>> Begin

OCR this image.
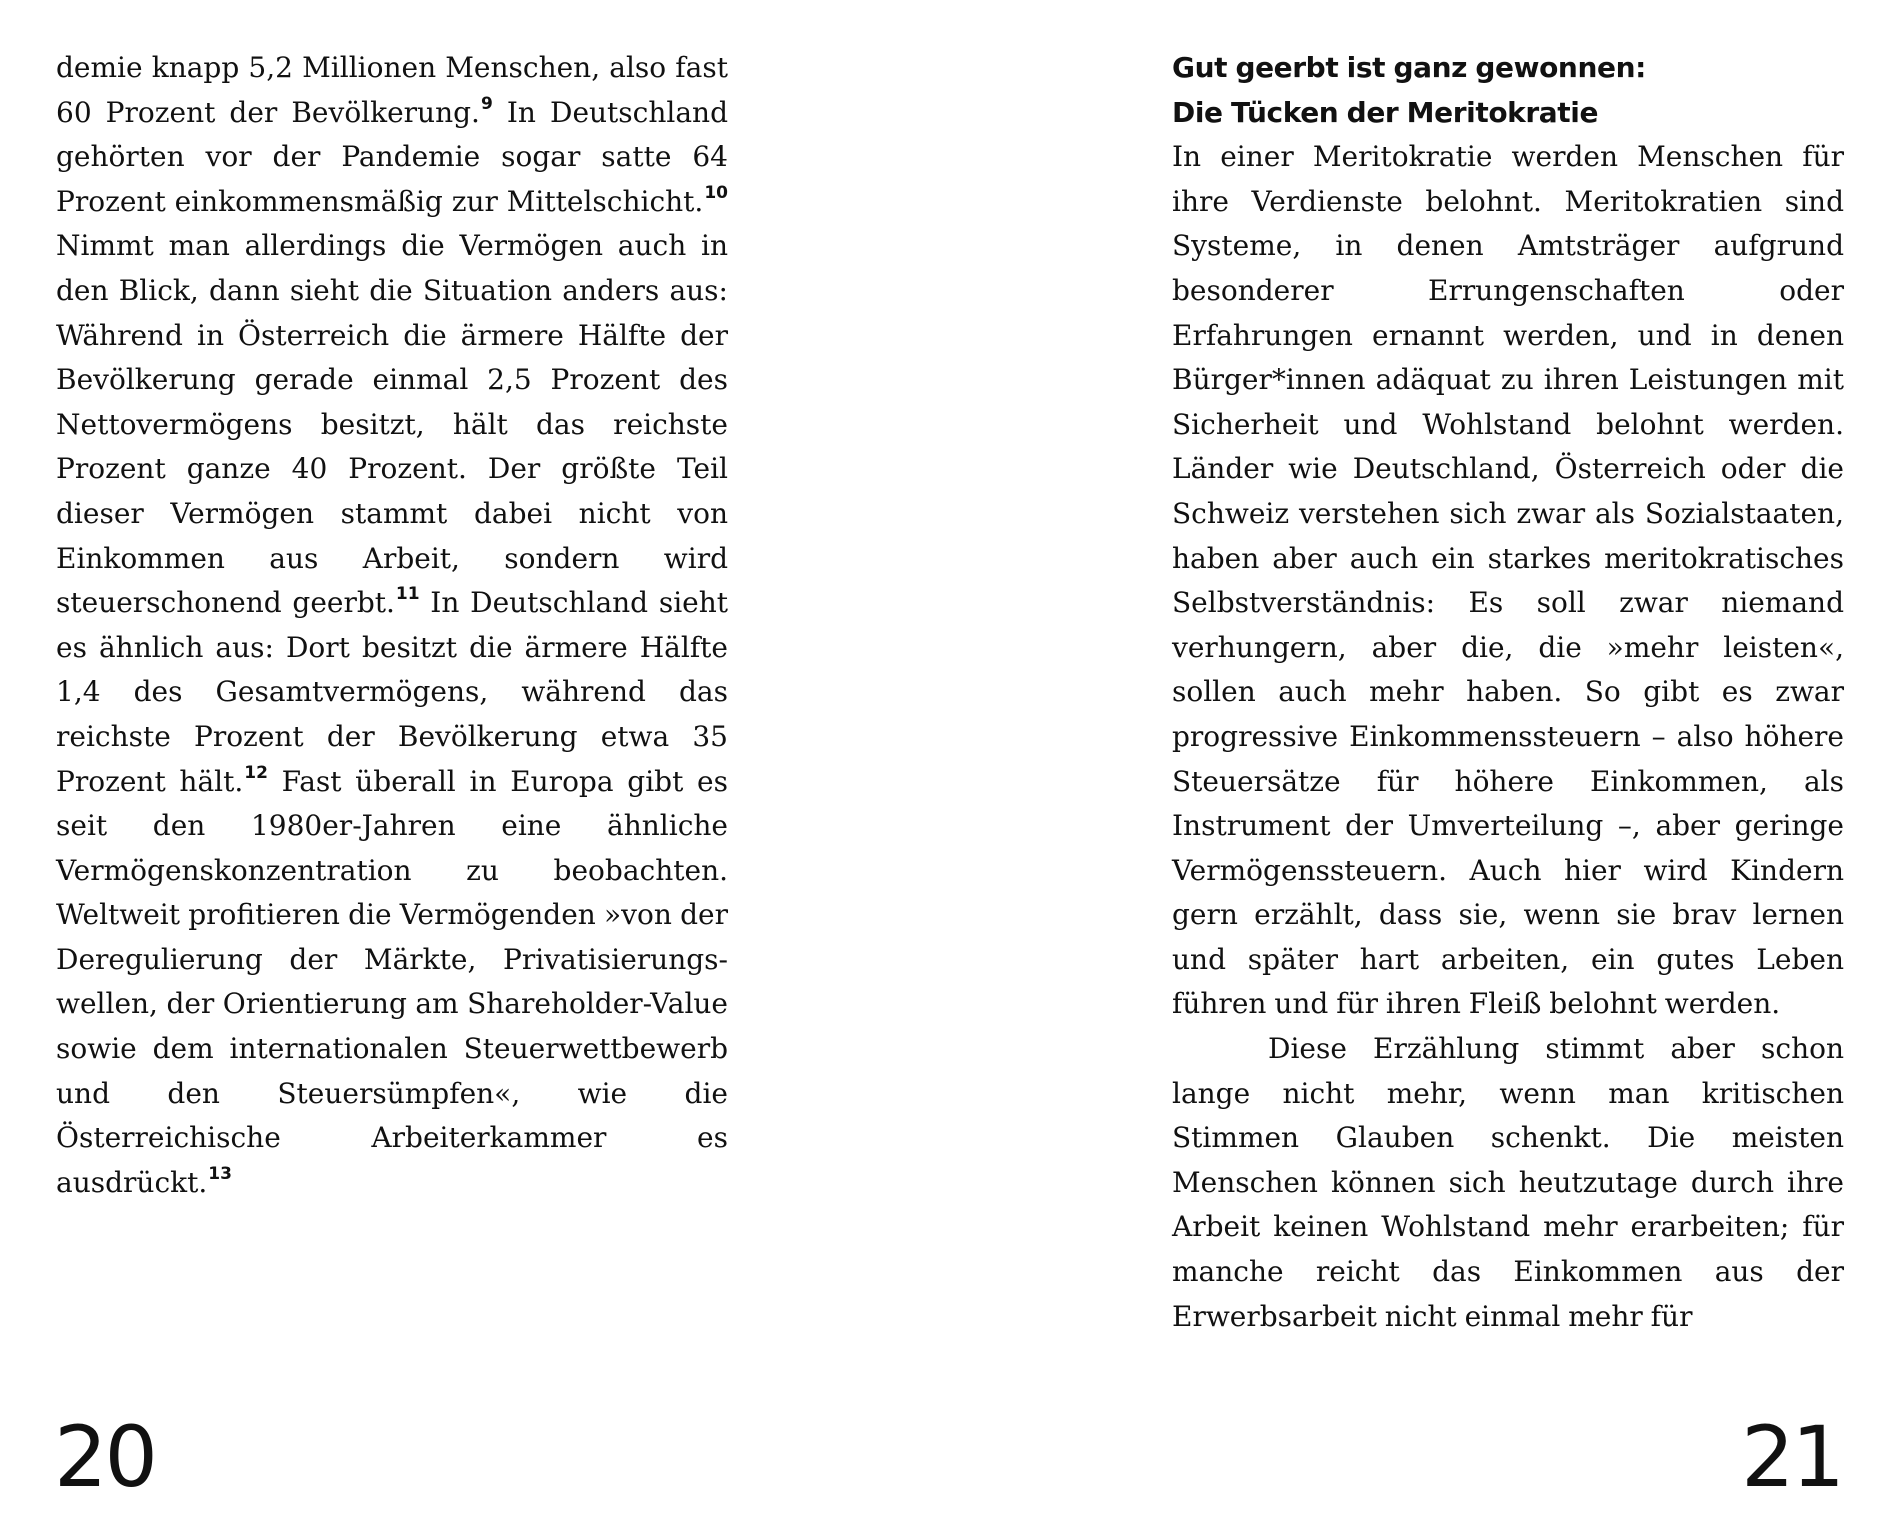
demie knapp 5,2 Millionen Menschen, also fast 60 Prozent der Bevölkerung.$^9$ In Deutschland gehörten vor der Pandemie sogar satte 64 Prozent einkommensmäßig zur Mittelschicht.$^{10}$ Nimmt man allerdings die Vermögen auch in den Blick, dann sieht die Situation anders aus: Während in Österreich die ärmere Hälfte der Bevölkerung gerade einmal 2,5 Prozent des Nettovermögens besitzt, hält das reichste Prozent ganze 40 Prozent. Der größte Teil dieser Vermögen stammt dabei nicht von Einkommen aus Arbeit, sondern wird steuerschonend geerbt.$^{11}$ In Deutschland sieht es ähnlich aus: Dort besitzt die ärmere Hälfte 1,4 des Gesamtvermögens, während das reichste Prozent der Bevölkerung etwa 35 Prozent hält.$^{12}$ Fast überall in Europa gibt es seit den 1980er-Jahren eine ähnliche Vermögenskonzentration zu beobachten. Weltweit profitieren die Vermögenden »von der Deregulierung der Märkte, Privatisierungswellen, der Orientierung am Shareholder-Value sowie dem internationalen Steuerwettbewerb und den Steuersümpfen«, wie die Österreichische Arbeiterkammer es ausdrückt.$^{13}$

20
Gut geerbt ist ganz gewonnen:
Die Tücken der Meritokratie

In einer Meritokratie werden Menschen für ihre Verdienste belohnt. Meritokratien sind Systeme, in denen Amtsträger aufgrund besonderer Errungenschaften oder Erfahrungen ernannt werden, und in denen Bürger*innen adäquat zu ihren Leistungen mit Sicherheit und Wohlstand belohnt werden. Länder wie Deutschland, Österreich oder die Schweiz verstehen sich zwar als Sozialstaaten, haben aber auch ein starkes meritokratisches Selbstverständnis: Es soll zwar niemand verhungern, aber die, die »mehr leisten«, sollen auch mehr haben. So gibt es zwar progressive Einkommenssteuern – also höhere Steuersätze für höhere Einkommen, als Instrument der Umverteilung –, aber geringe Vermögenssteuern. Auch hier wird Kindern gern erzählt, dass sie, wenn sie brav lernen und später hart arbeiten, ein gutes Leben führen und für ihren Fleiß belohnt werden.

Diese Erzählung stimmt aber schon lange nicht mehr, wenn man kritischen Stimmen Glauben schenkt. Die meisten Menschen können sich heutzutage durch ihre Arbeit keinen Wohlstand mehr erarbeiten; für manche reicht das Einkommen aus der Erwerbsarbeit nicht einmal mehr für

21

>> End
>> Begin

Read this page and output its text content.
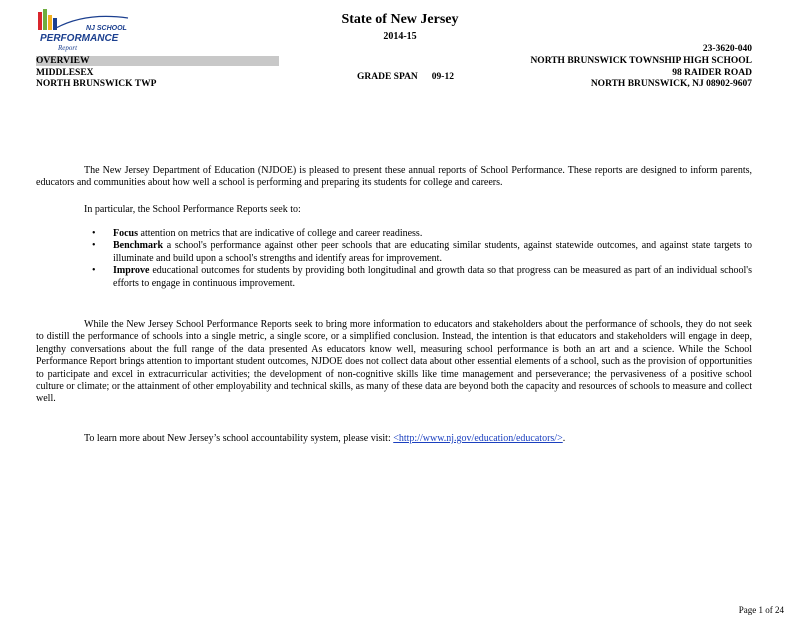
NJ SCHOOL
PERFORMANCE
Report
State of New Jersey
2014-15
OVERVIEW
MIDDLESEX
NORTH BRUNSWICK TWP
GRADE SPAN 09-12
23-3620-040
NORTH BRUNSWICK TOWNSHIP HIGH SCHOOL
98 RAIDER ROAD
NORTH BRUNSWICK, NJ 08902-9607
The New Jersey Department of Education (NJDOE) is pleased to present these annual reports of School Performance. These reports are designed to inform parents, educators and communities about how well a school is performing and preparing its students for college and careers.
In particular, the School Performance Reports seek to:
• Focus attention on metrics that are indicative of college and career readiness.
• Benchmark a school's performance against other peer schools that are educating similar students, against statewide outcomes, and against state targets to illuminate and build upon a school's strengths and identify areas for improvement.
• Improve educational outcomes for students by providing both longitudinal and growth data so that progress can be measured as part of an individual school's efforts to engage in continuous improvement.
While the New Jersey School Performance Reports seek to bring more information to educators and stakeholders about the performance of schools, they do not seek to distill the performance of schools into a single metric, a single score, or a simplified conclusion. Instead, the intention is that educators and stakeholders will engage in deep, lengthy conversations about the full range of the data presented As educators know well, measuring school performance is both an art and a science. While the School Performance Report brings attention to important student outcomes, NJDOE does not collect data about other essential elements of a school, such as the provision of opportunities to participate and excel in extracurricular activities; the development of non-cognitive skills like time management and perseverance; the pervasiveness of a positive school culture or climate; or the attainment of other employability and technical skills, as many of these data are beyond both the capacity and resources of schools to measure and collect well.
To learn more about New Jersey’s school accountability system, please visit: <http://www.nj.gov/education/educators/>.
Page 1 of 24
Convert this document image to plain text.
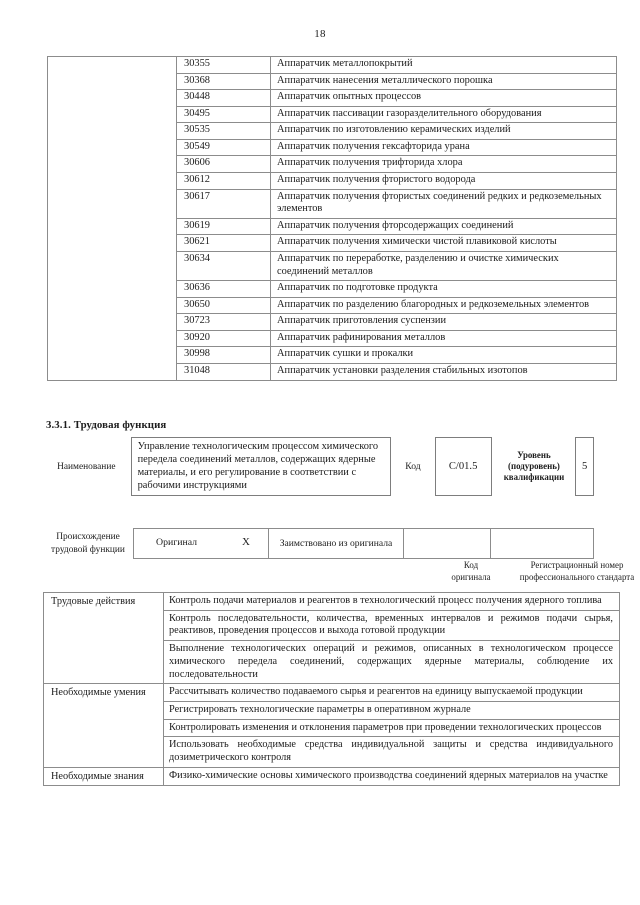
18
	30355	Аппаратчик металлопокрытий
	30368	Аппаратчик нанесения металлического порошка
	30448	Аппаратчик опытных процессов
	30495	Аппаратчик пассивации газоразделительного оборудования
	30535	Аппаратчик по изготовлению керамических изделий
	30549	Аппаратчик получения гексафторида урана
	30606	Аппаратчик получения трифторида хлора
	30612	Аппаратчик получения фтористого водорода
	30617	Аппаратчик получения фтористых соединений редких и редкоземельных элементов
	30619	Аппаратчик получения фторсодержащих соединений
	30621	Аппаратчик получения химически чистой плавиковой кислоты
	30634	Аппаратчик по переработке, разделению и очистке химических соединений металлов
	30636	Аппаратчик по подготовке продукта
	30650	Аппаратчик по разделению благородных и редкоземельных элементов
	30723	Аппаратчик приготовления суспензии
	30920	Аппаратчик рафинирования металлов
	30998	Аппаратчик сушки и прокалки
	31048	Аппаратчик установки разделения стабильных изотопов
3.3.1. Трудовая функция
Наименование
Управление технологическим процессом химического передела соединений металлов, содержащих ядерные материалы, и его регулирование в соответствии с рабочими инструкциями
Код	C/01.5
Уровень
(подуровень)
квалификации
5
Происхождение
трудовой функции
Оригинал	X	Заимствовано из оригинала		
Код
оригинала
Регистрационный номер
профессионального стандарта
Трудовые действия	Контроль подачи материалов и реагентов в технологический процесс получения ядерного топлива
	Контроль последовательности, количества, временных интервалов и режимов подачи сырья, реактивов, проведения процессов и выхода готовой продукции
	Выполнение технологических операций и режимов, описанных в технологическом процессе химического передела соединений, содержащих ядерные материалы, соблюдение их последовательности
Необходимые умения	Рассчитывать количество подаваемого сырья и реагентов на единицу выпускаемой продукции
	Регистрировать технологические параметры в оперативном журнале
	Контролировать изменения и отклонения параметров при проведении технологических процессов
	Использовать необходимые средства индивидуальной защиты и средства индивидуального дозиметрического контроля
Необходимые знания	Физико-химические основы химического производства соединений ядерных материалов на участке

>> End
>> Begin

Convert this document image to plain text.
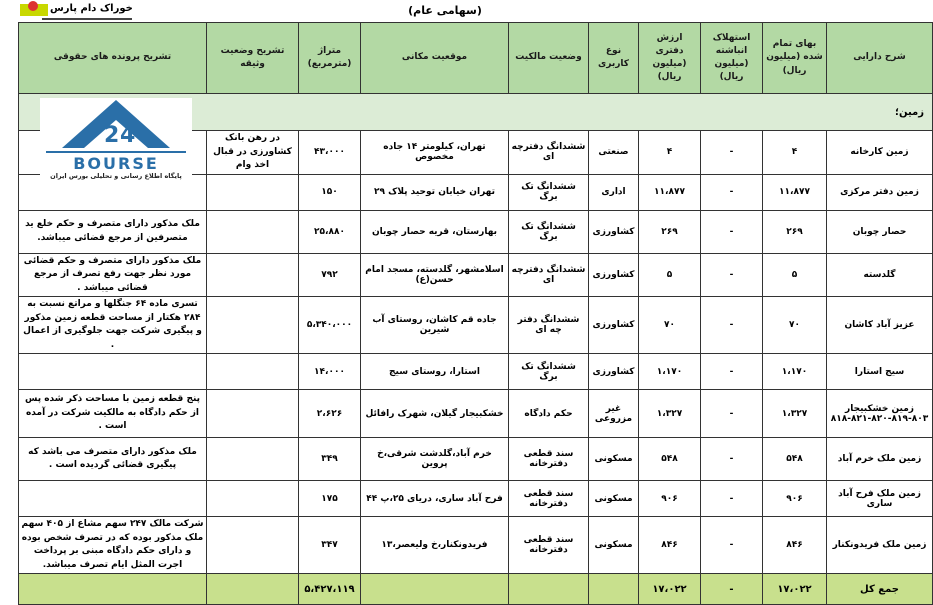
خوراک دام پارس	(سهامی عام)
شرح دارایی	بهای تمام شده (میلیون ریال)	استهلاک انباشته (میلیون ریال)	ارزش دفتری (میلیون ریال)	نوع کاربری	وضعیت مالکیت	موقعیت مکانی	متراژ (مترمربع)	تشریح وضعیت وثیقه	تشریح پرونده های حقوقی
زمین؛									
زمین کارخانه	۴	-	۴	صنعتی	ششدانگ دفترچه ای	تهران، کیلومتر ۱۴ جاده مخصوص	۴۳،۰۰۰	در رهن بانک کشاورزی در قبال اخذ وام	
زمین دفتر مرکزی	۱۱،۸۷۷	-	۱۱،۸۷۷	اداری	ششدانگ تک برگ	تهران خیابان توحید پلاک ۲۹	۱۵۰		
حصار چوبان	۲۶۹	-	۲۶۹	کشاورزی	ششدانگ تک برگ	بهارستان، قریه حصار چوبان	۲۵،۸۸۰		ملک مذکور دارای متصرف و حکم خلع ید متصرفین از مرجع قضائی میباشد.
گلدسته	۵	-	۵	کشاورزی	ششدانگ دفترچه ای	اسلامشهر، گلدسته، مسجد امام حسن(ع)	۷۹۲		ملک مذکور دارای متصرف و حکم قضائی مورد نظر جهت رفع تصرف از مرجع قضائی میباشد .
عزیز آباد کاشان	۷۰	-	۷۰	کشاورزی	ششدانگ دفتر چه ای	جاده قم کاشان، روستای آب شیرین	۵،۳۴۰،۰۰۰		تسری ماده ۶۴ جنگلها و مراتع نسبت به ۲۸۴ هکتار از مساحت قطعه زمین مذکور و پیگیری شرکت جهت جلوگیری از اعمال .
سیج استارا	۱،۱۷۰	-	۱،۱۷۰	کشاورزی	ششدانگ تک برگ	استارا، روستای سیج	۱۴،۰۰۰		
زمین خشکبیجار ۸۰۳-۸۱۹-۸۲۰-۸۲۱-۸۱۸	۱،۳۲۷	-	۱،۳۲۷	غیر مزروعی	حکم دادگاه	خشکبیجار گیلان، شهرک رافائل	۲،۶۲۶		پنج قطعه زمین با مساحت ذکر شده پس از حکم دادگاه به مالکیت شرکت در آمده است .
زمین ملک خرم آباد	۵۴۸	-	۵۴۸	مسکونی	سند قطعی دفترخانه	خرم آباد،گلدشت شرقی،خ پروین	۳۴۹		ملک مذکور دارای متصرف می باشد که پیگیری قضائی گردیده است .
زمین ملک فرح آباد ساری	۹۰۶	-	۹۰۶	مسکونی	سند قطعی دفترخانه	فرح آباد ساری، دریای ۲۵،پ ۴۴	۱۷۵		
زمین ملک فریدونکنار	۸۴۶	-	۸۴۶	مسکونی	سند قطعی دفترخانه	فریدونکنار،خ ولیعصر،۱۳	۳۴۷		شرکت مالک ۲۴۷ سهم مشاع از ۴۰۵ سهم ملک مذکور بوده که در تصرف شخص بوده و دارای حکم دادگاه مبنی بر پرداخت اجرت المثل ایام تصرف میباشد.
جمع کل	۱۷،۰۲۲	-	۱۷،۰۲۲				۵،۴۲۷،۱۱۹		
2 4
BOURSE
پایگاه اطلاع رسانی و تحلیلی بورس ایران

>> End

◆ WHAT TO DO
Check every line in the material above for the string "NORTH", then give only the number of lines that have it.

◆ SOLUTION FOR THIS TASK
3